**Data entries:**
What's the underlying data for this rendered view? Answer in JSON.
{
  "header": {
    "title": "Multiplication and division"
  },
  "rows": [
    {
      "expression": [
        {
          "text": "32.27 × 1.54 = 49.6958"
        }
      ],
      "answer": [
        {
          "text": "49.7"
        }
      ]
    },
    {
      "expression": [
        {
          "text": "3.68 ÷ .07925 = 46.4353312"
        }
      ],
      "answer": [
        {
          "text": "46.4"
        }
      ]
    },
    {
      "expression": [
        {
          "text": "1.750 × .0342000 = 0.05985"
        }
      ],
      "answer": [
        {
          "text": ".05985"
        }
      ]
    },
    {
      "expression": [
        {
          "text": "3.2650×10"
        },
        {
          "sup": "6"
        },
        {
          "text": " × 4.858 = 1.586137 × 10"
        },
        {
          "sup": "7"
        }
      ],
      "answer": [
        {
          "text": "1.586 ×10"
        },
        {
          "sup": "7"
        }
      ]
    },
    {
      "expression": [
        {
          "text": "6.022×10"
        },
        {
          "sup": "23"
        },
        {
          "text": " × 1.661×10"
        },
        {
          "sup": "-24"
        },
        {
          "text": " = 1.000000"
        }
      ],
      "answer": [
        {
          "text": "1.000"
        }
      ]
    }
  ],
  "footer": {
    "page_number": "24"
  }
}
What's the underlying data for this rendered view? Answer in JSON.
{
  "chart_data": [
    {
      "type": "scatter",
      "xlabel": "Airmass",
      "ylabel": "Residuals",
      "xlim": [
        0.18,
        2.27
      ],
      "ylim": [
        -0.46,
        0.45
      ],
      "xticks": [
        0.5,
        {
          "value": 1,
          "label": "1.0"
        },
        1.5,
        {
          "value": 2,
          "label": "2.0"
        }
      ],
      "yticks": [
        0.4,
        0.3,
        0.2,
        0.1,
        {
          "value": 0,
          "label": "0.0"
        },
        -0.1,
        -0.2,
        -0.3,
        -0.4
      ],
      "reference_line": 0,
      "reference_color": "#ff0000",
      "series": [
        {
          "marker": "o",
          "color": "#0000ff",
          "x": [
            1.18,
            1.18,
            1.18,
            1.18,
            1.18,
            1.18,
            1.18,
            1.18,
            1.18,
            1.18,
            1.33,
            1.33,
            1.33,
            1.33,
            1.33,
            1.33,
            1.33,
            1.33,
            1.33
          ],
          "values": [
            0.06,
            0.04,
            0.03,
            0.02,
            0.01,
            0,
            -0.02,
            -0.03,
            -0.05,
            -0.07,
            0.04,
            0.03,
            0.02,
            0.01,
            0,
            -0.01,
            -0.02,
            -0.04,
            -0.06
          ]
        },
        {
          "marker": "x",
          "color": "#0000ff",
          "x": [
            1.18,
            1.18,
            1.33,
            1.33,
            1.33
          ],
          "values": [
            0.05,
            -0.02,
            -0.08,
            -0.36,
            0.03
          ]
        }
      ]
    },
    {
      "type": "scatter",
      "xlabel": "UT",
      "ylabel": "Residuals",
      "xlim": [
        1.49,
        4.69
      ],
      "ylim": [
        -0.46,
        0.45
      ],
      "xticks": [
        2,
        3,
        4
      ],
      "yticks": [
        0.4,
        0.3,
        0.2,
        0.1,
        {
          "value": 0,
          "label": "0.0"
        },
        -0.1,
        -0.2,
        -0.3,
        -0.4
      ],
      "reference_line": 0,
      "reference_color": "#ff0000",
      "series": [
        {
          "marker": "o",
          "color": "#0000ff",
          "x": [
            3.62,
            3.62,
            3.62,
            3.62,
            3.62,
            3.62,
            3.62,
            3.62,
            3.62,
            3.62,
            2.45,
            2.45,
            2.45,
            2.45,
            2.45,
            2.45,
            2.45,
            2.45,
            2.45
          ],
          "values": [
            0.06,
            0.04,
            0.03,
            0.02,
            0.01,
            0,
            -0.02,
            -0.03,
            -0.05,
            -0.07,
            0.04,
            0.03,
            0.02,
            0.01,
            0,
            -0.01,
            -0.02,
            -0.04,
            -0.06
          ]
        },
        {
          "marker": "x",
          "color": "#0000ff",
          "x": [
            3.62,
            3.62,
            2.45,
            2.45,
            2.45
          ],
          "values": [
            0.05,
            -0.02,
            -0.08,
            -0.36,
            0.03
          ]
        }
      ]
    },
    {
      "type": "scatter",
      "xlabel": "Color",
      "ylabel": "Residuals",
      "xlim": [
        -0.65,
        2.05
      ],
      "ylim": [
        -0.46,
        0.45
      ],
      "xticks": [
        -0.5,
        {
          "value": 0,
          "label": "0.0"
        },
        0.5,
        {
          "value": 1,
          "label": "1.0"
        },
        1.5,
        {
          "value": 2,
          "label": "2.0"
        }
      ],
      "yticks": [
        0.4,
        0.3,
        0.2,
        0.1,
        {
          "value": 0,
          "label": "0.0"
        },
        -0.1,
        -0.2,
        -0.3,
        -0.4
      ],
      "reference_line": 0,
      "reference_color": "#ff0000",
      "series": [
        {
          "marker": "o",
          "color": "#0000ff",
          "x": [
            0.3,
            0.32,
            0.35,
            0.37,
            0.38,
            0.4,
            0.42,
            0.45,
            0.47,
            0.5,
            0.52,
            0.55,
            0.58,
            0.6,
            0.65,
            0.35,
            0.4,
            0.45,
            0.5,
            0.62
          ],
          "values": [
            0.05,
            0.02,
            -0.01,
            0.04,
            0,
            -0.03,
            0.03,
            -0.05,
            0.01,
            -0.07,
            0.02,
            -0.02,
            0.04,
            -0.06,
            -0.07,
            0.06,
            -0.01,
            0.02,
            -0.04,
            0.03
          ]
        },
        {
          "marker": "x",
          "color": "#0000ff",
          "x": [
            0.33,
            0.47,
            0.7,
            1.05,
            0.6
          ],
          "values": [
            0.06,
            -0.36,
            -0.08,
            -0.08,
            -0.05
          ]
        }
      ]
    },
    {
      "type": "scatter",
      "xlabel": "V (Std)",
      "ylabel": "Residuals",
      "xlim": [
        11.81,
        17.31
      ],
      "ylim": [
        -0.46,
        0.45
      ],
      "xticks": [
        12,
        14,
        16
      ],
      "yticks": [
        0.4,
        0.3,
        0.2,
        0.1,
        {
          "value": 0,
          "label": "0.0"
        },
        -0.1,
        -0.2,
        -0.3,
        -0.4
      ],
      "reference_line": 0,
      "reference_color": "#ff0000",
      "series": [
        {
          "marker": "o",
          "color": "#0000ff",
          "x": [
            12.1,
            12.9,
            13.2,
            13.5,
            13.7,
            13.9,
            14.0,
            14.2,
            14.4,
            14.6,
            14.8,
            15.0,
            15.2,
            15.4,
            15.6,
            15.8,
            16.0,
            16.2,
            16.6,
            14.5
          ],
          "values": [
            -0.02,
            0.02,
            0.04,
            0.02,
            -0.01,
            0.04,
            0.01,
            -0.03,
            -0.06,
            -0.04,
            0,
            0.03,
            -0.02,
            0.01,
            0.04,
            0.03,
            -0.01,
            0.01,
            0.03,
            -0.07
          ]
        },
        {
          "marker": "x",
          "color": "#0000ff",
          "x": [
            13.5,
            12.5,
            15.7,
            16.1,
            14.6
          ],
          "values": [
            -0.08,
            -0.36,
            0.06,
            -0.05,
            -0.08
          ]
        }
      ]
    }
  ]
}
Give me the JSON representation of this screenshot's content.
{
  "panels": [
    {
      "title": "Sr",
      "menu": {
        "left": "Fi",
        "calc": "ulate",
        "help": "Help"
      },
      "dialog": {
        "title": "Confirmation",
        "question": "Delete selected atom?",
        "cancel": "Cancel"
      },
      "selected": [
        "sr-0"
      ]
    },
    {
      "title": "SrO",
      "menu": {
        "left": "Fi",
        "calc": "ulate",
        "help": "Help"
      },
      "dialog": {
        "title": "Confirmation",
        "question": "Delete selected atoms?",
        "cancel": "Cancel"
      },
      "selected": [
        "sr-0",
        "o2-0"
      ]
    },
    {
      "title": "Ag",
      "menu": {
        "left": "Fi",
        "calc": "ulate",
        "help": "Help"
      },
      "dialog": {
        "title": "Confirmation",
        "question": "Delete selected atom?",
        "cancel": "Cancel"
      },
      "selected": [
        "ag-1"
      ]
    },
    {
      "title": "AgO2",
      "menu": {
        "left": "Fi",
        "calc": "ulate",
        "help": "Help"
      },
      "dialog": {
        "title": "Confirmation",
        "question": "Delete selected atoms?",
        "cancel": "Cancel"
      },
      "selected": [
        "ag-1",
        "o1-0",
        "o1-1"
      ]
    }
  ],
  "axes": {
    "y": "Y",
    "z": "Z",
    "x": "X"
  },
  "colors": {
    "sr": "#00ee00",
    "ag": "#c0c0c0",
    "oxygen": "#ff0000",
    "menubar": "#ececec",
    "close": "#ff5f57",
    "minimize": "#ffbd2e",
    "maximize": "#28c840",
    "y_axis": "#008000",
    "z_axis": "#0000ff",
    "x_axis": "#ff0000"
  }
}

**What the task asks:**
Above are some records. Report the number of their lines that include "xlabel", and add nothing else.

**Answer:**
4